> _What to do_: Lift out all lines below that contain "JSON".

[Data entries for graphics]

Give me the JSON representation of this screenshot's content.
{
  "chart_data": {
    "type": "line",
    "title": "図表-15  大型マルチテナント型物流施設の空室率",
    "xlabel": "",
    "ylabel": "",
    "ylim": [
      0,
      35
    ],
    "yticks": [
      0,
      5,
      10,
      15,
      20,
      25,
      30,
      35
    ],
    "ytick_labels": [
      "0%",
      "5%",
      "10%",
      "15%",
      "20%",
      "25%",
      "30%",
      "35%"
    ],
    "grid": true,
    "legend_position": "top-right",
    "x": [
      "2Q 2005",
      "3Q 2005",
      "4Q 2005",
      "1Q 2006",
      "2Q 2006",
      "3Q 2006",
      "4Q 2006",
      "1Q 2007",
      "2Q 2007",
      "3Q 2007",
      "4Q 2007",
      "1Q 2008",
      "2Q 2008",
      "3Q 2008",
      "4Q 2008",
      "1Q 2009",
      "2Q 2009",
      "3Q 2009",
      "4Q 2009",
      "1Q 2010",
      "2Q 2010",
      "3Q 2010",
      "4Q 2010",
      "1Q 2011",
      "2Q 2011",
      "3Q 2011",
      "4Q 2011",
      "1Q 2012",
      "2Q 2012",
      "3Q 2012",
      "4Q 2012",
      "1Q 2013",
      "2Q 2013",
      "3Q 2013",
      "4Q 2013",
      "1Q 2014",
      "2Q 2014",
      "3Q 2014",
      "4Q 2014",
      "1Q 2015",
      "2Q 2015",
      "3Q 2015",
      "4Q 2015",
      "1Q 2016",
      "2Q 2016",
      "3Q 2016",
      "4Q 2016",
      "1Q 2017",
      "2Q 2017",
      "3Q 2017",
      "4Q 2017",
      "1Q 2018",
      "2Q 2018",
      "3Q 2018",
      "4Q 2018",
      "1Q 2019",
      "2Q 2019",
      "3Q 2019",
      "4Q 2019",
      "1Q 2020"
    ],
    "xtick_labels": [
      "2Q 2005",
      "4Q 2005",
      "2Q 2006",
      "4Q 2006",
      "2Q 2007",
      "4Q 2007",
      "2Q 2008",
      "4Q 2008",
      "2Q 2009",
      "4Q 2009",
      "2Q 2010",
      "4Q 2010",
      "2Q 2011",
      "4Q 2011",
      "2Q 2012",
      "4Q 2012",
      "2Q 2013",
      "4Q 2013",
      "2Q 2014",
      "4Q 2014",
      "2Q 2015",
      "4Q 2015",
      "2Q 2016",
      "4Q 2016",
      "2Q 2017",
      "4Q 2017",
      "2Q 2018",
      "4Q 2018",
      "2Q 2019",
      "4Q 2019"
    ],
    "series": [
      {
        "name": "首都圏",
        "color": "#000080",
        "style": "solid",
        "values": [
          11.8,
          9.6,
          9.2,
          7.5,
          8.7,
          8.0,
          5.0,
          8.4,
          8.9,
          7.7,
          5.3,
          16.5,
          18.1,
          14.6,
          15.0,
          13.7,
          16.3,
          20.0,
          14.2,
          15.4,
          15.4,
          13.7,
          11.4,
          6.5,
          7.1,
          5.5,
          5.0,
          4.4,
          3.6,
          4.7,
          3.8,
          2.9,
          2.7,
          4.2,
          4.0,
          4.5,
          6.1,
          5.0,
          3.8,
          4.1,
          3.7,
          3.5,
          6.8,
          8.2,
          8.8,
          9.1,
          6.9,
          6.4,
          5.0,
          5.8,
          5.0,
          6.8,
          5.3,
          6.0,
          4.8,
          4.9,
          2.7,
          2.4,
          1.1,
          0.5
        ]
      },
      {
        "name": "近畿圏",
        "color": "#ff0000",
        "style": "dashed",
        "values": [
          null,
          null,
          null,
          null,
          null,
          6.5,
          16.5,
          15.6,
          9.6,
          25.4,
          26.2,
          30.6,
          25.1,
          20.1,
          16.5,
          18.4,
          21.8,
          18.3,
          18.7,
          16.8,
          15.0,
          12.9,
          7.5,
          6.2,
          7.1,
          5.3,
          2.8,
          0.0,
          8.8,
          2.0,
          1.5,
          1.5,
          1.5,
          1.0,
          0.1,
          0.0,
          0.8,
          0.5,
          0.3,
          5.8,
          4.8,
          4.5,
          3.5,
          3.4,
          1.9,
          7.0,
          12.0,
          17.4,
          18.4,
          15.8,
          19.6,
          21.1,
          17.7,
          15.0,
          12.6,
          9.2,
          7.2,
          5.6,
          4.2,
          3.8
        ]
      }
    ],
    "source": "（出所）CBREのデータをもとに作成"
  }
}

---

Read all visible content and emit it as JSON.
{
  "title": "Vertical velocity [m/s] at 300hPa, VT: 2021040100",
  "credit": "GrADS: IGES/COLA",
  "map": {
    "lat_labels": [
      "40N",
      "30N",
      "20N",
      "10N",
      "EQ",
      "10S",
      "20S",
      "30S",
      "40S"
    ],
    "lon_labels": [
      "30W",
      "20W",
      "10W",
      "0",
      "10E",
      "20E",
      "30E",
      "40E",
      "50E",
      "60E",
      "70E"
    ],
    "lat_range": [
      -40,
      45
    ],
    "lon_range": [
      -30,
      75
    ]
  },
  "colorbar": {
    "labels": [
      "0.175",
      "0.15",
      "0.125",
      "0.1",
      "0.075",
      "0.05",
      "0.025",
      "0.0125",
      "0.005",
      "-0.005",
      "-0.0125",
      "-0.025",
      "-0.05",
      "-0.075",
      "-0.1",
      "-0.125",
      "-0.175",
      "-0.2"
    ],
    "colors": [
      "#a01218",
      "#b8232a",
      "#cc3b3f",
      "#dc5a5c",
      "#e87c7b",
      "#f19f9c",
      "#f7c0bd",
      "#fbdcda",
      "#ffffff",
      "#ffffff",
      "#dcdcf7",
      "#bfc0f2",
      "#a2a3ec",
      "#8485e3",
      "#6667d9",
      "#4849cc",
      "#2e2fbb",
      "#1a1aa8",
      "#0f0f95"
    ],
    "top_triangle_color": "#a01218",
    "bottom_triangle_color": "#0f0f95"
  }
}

> _Written reply_:
Give me the JSON representation of this screenshot's content.
Read all visible content and emit it as JSON.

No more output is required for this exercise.